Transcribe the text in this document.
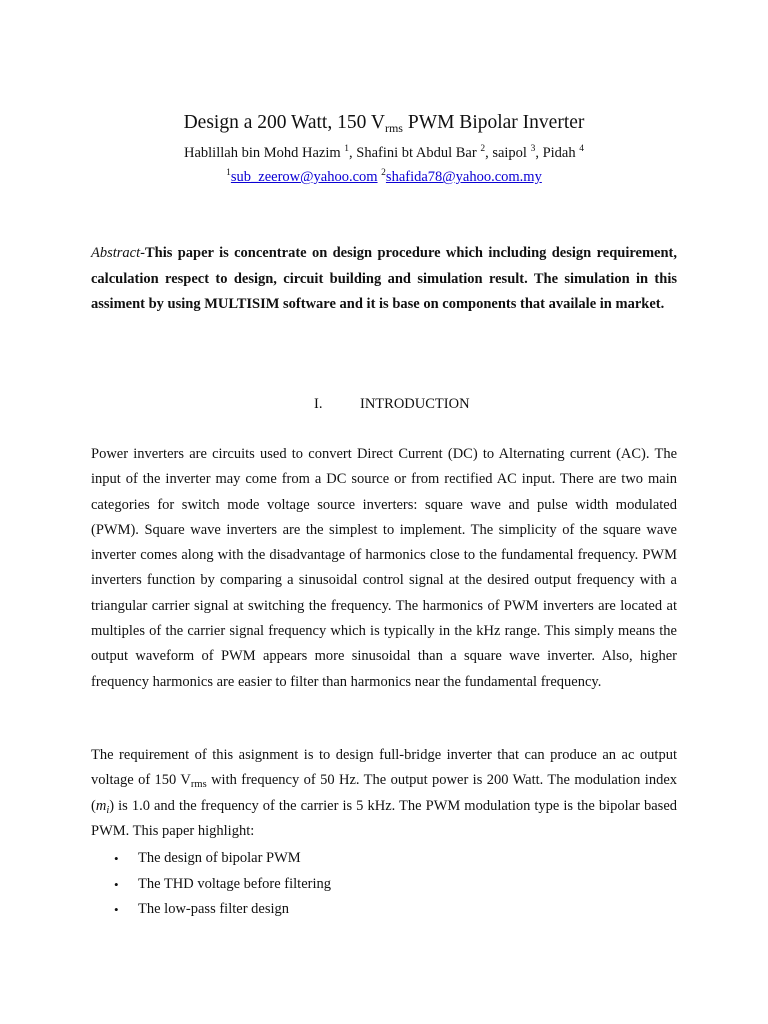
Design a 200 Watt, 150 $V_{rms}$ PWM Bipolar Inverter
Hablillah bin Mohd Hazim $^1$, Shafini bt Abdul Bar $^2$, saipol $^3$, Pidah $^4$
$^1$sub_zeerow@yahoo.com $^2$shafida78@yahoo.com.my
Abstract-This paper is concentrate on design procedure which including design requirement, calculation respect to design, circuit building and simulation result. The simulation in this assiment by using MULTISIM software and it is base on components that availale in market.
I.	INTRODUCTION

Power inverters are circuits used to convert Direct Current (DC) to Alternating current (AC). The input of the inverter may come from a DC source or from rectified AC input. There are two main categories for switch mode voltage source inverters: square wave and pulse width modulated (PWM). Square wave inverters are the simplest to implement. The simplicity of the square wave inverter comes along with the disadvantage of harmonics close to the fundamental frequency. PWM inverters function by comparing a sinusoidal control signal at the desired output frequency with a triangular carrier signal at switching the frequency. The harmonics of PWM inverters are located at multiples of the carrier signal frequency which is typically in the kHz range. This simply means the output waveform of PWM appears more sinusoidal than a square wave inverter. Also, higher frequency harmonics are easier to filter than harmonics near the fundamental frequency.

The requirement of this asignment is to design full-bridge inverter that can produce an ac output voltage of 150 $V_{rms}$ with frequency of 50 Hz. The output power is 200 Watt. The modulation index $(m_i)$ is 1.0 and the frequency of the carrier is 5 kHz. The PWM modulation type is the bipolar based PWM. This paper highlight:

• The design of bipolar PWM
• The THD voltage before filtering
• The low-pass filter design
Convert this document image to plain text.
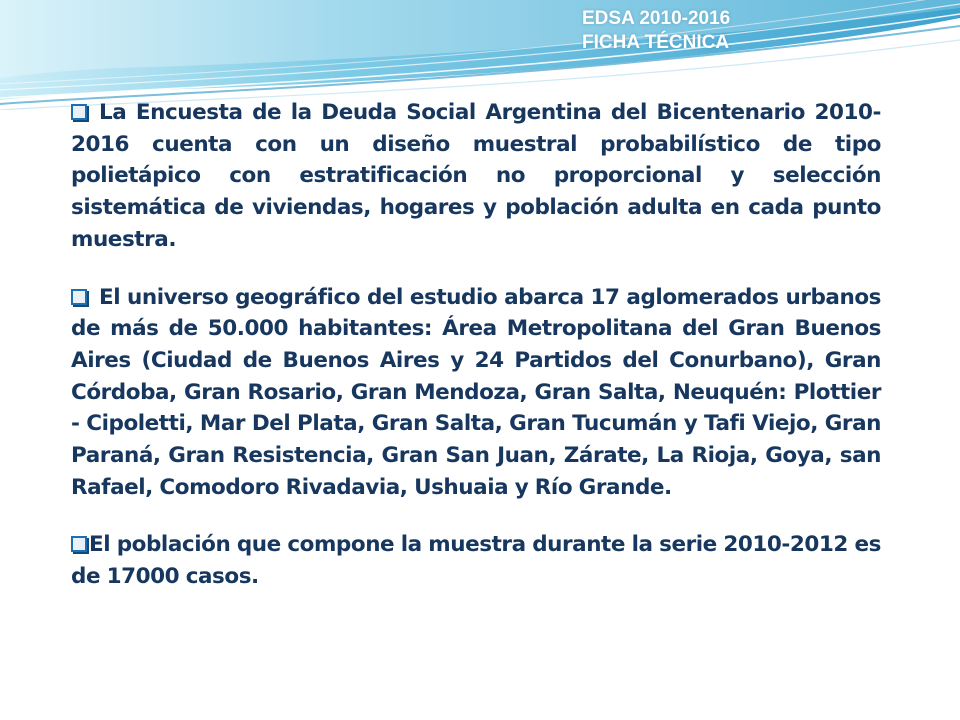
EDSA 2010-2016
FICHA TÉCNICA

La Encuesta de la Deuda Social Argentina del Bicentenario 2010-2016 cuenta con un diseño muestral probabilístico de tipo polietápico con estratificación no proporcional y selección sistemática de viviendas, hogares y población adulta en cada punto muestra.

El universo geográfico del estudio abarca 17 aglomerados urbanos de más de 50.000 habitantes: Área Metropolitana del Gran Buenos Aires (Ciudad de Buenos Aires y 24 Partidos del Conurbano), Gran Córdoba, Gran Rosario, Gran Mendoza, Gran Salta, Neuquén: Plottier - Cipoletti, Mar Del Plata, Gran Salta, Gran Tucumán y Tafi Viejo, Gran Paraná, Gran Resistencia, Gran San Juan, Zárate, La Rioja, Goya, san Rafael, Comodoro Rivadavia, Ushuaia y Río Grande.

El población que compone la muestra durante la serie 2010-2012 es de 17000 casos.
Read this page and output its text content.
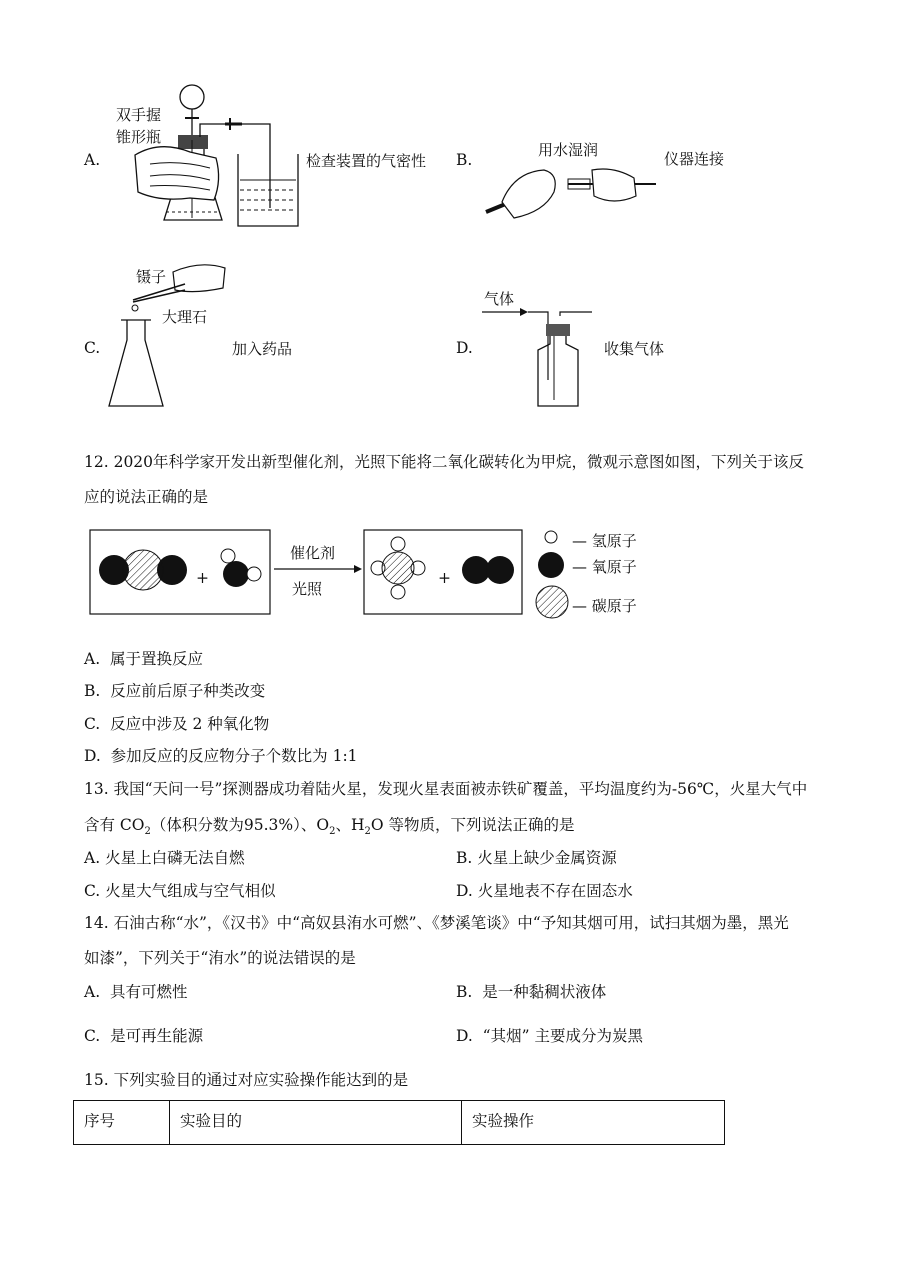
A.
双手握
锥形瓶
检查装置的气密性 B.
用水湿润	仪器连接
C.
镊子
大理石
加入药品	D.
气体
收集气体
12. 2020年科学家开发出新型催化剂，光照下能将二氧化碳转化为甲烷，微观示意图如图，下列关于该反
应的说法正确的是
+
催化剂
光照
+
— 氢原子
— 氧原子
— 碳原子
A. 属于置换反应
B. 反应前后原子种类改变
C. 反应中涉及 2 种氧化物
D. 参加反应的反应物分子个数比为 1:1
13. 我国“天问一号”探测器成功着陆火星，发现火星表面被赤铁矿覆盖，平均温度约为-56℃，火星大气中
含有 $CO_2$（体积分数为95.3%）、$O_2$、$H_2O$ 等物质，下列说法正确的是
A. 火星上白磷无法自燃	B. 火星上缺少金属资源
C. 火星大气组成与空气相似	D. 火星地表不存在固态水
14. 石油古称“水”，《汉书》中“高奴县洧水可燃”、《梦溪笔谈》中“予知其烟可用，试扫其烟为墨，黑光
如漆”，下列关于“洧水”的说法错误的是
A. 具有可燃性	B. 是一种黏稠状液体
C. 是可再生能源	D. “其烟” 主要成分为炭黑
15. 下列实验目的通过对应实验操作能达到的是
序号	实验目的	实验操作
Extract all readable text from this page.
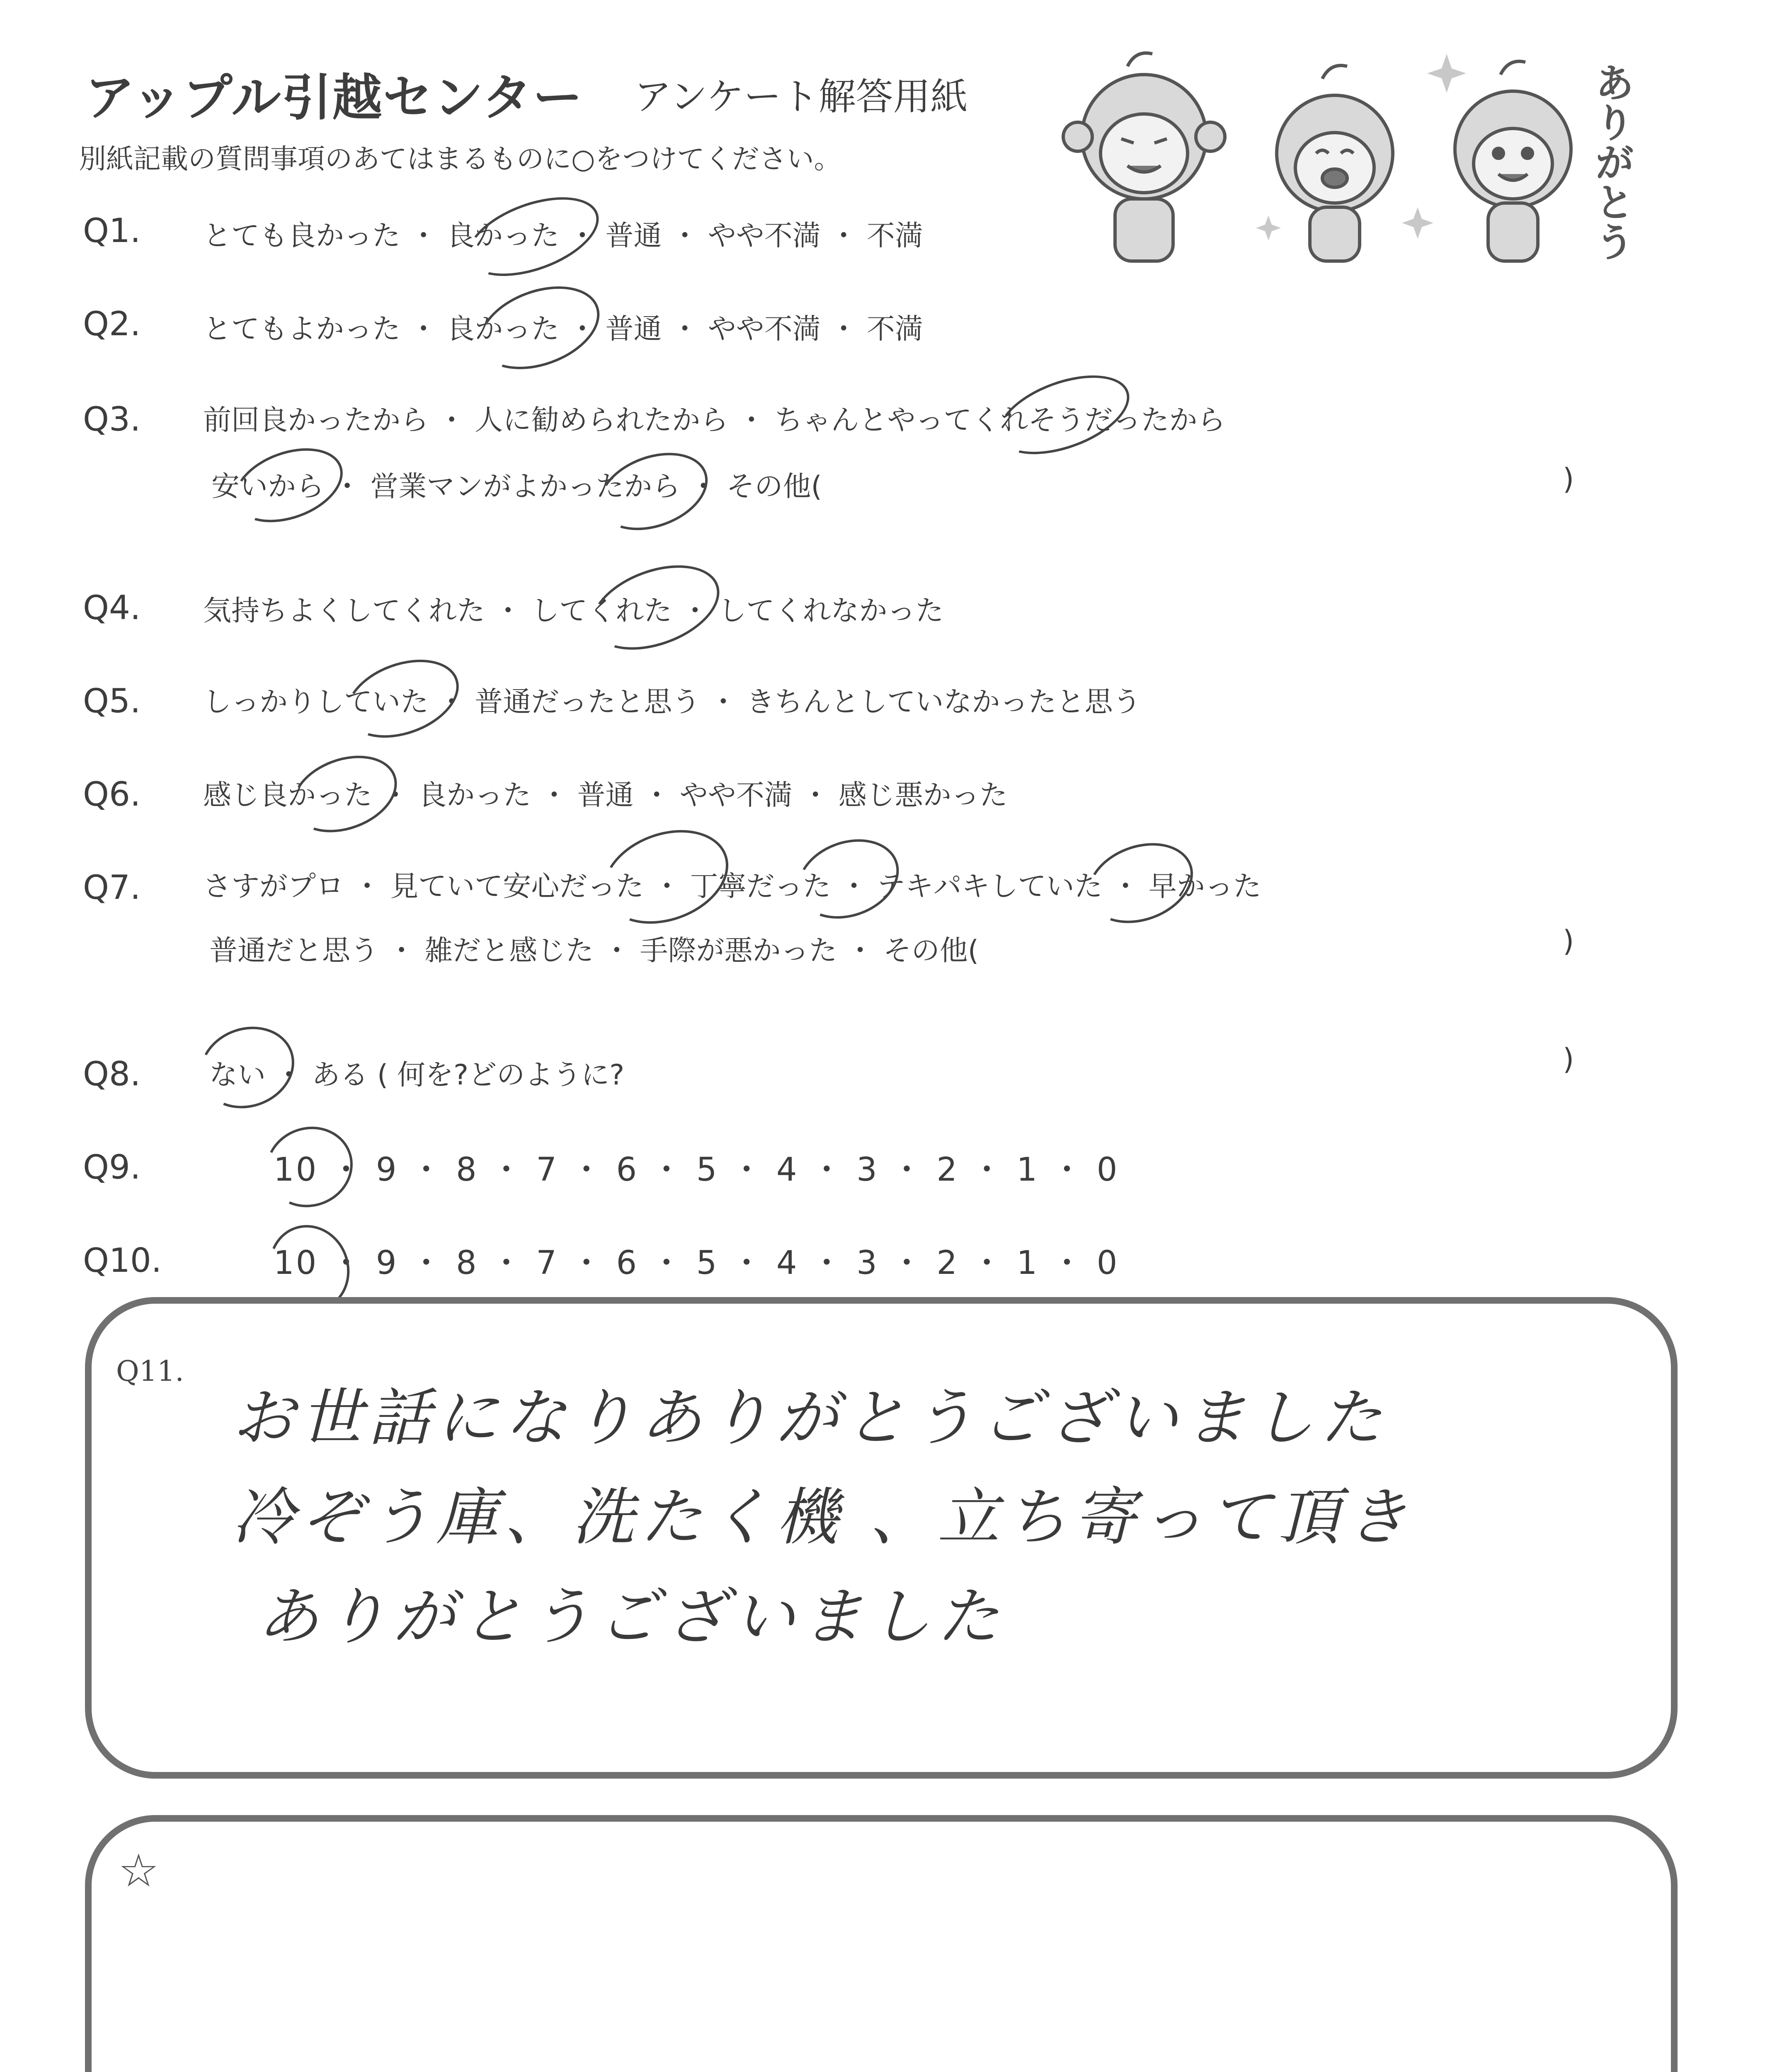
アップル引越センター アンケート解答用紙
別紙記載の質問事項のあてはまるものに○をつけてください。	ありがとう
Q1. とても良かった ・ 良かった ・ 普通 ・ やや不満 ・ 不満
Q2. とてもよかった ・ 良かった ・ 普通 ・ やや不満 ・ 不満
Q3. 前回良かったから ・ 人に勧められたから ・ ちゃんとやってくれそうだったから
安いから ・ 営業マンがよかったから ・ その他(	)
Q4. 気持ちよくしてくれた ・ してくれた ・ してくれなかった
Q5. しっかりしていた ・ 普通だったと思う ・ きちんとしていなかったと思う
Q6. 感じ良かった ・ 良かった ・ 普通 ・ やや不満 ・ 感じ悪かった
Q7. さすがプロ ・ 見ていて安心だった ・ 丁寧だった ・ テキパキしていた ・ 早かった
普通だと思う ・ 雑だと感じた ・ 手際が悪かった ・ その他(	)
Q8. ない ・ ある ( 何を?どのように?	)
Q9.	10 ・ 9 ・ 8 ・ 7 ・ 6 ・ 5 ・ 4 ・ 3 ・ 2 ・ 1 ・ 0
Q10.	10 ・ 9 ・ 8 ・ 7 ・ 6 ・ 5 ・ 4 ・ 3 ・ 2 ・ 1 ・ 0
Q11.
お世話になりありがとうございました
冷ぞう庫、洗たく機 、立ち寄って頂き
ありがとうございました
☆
*-*-*
### Exercise objective
Omit the images and transcribe all of the records above word for word.

### The response
Transcribe the text in this document.
Design a 200 Watt, 150 $V_{rms}$ PWM Bipolar Inverter
Hablillah bin Mohd Hazim $^1$, Shafini bt Abdul Bar $^2$, saipol $^3$, Pidah $^4$
$^1$sub_zeerow@yahoo.com $^2$shafida78@yahoo.com.my
Abstract-This paper is concentrate on design procedure which including design requirement, calculation respect to design, circuit building and simulation result. The simulation in this assiment by using MULTISIM software and it is base on components that availale in market.
I.	INTRODUCTION

Power inverters are circuits used to convert Direct Current (DC) to Alternating current (AC). The input of the inverter may come from a DC source or from rectified AC input. There are two main categories for switch mode voltage source inverters: square wave and pulse width modulated (PWM). Square wave inverters are the simplest to implement. The simplicity of the square wave inverter comes along with the disadvantage of harmonics close to the fundamental frequency. PWM inverters function by comparing a sinusoidal control signal at the desired output frequency with a triangular carrier signal at switching the frequency. The harmonics of PWM inverters are located at multiples of the carrier signal frequency which is typically in the kHz range. This simply means the output waveform of PWM appears more sinusoidal than a square wave inverter. Also, higher frequency harmonics are easier to filter than harmonics near the fundamental frequency.

The requirement of this asignment is to design full-bridge inverter that can produce an ac output voltage of 150 $V_{rms}$ with frequency of 50 Hz. The output power is 200 Watt. The modulation index $(m_i)$ is 1.0 and the frequency of the carrier is 5 kHz. The PWM modulation type is the bipolar based PWM. This paper highlight:

• The design of bipolar PWM
• The THD voltage before filtering
• The low-pass filter design
Convert this document image to plain text.
EDSA 2010-2016
FICHA TÉCNICA

La Encuesta de la Deuda Social Argentina del Bicentenario 2010-2016 cuenta con un diseño muestral probabilístico de tipo polietápico con estratificación no proporcional y selección sistemática de viviendas, hogares y población adulta en cada punto muestra.

El universo geográfico del estudio abarca 17 aglomerados urbanos de más de 50.000 habitantes: Área Metropolitana del Gran Buenos Aires (Ciudad de Buenos Aires y 24 Partidos del Conurbano), Gran Córdoba, Gran Rosario, Gran Mendoza, Gran Salta, Neuquén: Plottier - Cipoletti, Mar Del Plata, Gran Salta, Gran Tucumán y Tafi Viejo, Gran Paraná, Gran Resistencia, Gran San Juan, Zárate, La Rioja, Goya, san Rafael, Comodoro Rivadavia, Ushuaia y Río Grande.

El población que compone la muestra durante la serie 2010-2012 es de 17000 casos.
Read this page and output its text content.
A.
双手握
锥形瓶
检查装置的气密性 B.
用水湿润	仪器连接
C.
镊子
大理石
加入药品	D.
气体
收集气体
12. 2020年科学家开发出新型催化剂，光照下能将二氧化碳转化为甲烷，微观示意图如图，下列关于该反
应的说法正确的是
+
催化剂
光照
+
— 氢原子
— 氧原子
— 碳原子
A. 属于置换反应
B. 反应前后原子种类改变
C. 反应中涉及 2 种氧化物
D. 参加反应的反应物分子个数比为 1:1
13. 我国“天问一号”探测器成功着陆火星，发现火星表面被赤铁矿覆盖，平均温度约为-56℃，火星大气中
含有 $CO_2$（体积分数为95.3%）、$O_2$、$H_2O$ 等物质，下列说法正确的是
A. 火星上白磷无法自燃	B. 火星上缺少金属资源
C. 火星大气组成与空气相似	D. 火星地表不存在固态水
14. 石油古称“水”，《汉书》中“高奴县洧水可燃”、《梦溪笔谈》中“予知其烟可用，试扫其烟为墨，黑光
如漆”，下列关于“洧水”的说法错误的是
A. 具有可燃性	B. 是一种黏稠状液体
C. 是可再生能源	D. “其烟” 主要成分为炭黑
15. 下列实验目的通过对应实验操作能达到的是
序号	实验目的	实验操作
Extract all readable text from this page.
アップル引越センター アンケート解答用紙
別紙記載の質問事項のあてはまるものに○をつけてください。	ありがとう
Q1. とても良かった ・ 良かった ・ 普通 ・ やや不満 ・ 不満
Q2. とてもよかった ・ 良かった ・ 普通 ・ やや不満 ・ 不満
Q3. 前回良かったから ・ 人に勧められたから ・ ちゃんとやってくれそうだったから
安いから ・ 営業マンがよかったから ・ その他(	)
Q4. 気持ちよくしてくれた ・ してくれた ・ してくれなかった
Q5. しっかりしていた ・ 普通だったと思う ・ きちんとしていなかったと思う
Q6. 感じ良かった ・ 良かった ・ 普通 ・ やや不満 ・ 感じ悪かった
Q7. さすがプロ ・ 見ていて安心だった ・ 丁寧だった ・ テキパキしていた ・ 早かった
普通だと思う ・ 雑だと感じた ・ 手際が悪かった ・ その他(	)
Q8. ない ・ ある ( 何を?どのように?	)
Q9.	10 ・ 9 ・ 8 ・ 7 ・ 6 ・ 5 ・ 4 ・ 3 ・ 2 ・ 1 ・ 0
Q10.	10 ・ 9 ・ 8 ・ 7 ・ 6 ・ 5 ・ 4 ・ 3 ・ 2 ・ 1 ・ 0
Q11.
お世話になりありがとうございました
冷ぞう庫、洗たく機 、立ち寄って頂き
ありがとうございました
☆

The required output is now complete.